--- start of Data excerpts ---
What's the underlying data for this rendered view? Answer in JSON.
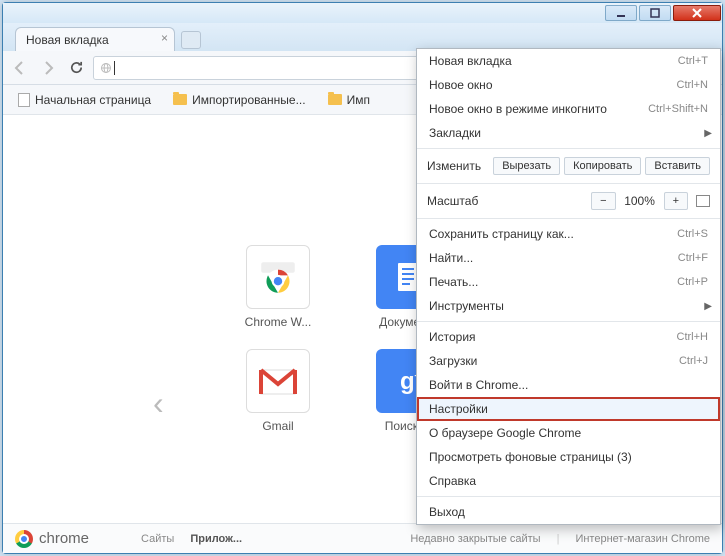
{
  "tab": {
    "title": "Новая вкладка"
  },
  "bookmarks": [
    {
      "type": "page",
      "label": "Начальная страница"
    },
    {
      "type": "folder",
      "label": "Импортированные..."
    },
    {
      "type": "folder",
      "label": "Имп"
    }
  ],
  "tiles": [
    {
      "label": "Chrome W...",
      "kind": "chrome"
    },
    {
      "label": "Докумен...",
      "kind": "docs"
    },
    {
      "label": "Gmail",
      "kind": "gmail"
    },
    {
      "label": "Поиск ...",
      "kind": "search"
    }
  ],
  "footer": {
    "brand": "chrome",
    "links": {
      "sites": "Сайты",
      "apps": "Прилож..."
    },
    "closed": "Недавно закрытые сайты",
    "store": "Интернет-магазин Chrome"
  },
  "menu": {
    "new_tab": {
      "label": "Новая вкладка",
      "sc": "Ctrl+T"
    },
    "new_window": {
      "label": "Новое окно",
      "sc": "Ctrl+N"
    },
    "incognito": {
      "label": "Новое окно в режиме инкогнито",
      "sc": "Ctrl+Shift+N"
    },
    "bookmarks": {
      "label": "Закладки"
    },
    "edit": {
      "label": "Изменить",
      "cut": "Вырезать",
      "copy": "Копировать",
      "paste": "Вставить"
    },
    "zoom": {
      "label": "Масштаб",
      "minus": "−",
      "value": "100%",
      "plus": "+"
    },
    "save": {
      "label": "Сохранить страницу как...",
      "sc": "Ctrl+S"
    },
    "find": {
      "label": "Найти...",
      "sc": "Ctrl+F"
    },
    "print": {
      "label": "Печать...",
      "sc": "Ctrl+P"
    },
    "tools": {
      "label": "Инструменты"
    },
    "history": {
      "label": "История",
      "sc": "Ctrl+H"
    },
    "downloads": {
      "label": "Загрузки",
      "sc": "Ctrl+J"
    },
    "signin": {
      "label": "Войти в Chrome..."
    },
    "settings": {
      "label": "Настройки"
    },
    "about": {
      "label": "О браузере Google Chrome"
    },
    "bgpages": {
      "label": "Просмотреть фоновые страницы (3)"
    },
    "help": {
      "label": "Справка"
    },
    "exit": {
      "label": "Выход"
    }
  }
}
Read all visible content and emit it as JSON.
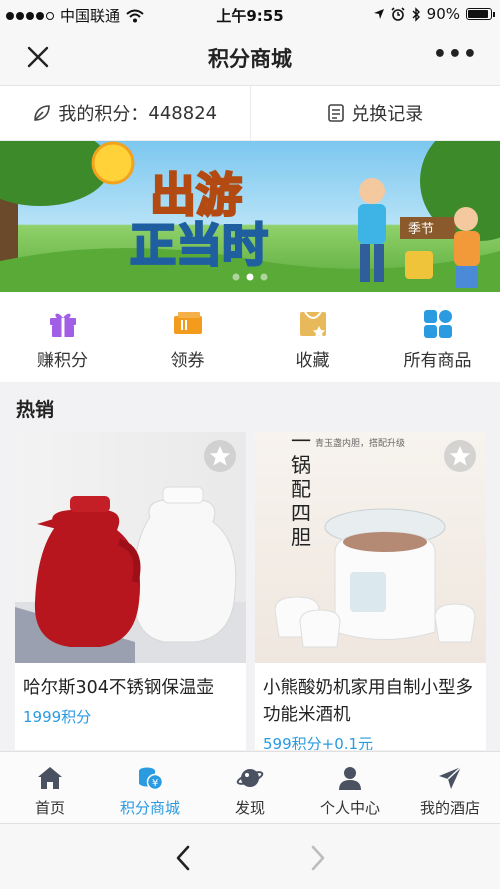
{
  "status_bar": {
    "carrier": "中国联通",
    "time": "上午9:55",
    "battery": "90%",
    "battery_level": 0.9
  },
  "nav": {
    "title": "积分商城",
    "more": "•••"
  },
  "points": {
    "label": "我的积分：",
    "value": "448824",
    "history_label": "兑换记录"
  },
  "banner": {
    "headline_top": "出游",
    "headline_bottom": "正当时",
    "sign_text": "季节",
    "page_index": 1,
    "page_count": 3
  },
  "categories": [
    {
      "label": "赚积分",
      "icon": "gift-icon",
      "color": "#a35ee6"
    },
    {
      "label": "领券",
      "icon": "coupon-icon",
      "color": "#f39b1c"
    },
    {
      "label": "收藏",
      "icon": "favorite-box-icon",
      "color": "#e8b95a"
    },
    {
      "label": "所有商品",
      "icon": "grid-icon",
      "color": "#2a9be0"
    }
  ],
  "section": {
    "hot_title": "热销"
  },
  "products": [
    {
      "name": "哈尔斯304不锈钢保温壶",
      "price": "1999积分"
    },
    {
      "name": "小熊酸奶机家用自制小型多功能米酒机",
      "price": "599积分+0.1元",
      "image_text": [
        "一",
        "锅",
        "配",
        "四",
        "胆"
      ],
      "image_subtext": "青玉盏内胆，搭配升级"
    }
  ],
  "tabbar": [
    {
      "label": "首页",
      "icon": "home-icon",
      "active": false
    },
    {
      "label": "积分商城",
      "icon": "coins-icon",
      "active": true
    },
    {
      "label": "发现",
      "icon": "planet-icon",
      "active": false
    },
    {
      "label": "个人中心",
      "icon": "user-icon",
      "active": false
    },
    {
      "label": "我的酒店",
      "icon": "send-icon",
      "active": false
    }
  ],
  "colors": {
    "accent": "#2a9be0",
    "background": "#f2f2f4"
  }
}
--- end of Data excerpts ---
--- start of Data excerpts ---
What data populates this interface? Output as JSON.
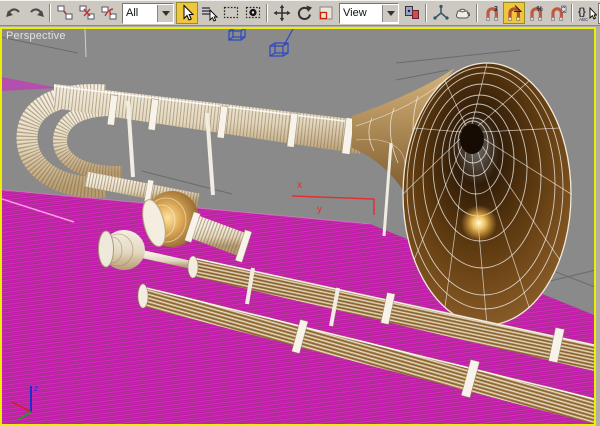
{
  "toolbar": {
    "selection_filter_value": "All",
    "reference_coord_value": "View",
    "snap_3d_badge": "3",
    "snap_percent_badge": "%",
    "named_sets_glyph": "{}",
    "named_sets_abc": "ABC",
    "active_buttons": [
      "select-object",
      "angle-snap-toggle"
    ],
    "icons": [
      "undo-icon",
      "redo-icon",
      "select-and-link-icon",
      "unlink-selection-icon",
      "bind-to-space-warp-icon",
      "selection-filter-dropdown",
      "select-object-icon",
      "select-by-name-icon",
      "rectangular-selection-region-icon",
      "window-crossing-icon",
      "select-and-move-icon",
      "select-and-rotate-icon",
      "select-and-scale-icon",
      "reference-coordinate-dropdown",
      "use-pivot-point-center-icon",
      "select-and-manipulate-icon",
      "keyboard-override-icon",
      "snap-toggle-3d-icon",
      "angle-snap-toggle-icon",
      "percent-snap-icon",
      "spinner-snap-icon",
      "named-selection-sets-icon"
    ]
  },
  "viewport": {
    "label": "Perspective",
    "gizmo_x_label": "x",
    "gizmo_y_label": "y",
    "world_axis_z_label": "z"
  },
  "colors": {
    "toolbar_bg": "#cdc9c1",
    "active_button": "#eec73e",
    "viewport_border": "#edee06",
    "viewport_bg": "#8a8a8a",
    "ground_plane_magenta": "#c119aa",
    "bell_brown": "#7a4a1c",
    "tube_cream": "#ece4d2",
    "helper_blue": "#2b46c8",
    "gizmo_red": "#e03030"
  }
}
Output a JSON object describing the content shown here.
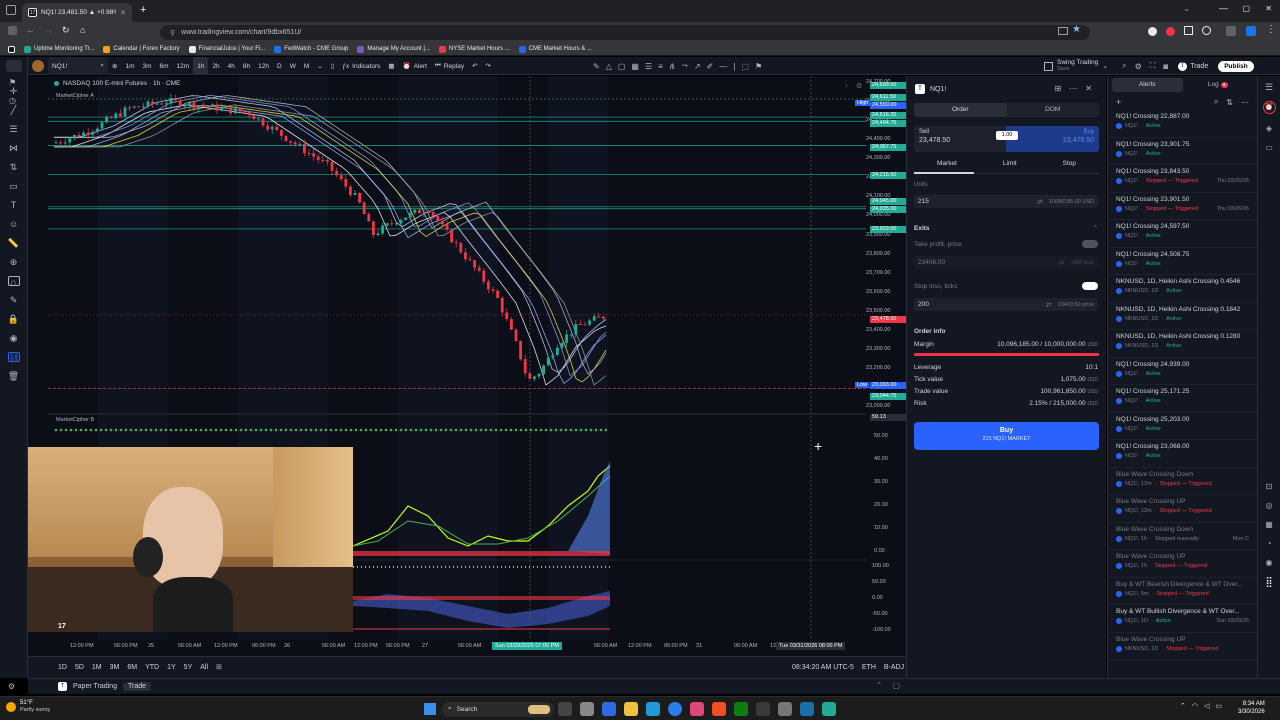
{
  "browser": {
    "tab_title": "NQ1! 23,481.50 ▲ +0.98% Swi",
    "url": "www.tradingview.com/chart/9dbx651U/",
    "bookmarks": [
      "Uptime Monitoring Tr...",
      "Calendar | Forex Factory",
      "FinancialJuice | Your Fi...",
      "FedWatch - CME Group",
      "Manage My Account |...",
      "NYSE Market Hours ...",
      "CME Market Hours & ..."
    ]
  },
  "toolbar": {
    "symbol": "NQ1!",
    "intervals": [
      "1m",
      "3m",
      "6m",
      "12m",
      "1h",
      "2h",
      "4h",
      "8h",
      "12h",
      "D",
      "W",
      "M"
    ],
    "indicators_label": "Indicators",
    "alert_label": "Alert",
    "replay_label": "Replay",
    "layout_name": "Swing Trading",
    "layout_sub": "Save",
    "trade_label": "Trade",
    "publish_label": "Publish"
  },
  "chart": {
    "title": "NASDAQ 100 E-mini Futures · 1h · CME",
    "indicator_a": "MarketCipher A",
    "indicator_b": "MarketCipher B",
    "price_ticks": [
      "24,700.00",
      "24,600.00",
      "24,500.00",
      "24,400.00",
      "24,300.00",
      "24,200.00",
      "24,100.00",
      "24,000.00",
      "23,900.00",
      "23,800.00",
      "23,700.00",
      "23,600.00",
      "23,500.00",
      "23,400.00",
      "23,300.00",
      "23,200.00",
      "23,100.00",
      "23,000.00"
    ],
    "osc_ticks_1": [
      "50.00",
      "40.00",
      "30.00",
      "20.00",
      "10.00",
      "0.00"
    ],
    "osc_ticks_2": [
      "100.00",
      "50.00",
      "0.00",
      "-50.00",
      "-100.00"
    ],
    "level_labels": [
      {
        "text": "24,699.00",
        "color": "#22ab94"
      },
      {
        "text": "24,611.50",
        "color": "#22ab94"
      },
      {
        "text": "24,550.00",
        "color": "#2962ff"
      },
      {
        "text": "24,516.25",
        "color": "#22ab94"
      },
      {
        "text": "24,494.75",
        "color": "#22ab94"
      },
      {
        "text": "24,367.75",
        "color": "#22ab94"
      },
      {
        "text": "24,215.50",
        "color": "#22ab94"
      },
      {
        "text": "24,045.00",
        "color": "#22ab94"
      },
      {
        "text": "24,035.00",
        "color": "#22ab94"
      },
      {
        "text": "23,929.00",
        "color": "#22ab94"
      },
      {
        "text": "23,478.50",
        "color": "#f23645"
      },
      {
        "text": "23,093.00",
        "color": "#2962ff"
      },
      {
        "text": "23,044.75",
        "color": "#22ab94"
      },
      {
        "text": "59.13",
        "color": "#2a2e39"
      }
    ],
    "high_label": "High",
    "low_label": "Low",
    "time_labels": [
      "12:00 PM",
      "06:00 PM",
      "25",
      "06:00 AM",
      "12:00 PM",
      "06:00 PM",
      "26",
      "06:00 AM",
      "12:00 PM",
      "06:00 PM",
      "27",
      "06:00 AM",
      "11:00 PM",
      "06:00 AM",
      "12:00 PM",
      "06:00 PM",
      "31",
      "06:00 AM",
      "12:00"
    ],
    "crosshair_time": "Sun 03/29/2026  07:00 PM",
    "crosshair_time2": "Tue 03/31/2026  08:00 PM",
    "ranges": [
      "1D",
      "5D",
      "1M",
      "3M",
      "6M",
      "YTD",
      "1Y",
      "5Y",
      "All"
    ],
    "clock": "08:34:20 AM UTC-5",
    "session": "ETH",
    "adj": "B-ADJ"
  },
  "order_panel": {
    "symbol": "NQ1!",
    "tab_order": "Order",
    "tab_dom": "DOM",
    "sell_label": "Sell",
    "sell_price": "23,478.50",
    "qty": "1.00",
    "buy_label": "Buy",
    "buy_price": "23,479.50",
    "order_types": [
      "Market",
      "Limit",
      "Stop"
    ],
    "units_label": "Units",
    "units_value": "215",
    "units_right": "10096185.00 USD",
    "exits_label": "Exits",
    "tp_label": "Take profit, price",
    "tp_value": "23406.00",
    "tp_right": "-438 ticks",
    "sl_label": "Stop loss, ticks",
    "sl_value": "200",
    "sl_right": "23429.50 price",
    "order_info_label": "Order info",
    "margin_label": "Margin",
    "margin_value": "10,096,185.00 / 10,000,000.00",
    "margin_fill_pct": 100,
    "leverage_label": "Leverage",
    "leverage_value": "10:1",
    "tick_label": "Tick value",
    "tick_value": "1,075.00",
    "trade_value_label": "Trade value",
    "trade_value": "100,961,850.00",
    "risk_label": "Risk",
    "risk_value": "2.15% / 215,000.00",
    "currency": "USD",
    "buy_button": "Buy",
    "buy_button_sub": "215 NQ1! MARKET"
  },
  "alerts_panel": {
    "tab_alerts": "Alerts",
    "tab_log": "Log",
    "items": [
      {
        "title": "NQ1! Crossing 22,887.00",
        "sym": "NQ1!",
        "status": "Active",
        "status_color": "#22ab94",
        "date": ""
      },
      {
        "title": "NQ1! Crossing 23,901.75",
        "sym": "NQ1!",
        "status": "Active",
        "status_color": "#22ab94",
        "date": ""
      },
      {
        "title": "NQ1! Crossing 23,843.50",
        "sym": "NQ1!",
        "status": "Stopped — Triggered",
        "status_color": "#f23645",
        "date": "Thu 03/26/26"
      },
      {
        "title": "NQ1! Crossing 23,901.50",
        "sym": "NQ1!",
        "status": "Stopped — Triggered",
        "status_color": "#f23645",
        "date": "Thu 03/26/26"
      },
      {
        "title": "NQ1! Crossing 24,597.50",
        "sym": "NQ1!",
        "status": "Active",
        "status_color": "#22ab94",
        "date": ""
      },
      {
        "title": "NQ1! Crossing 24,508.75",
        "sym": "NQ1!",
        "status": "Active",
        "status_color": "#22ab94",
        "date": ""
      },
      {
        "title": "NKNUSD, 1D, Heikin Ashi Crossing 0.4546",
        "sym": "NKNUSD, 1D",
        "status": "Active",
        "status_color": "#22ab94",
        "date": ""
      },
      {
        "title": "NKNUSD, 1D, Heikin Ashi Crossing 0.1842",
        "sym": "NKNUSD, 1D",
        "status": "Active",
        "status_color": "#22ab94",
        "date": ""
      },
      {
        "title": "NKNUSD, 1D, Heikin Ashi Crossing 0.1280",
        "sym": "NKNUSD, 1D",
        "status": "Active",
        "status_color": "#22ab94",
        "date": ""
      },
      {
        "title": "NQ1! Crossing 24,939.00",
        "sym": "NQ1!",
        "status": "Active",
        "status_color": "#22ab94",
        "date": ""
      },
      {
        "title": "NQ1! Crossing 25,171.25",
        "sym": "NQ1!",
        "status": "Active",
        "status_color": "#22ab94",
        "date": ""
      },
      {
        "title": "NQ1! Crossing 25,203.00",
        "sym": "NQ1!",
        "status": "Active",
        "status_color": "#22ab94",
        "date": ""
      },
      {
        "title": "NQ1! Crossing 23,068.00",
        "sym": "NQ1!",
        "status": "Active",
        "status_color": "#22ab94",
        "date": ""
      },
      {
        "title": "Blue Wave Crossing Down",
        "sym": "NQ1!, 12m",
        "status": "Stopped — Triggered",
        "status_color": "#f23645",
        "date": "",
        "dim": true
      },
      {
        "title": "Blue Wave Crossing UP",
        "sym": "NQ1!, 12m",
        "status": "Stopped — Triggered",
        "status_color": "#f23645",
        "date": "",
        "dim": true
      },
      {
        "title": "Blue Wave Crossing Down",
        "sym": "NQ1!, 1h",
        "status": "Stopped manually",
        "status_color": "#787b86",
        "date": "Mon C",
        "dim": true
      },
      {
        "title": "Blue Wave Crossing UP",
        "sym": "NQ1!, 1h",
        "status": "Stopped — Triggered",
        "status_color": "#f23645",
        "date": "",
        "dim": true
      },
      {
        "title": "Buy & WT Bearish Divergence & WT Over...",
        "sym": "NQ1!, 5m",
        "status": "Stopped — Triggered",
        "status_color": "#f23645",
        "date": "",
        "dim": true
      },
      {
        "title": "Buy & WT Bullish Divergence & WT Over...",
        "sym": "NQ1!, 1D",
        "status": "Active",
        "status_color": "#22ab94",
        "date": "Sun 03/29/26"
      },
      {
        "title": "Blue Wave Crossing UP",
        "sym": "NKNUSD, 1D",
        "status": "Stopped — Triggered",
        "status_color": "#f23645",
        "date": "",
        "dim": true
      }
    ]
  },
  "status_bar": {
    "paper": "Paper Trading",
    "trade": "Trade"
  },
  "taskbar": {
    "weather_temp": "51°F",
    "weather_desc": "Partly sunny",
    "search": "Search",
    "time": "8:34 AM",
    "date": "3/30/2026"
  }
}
--- end of Data excerpts ---
Copy each line of the data above that holds "вкладка".

## Response to this task
    "title": "Новая вкладка"
      "label": "Новая вкладка",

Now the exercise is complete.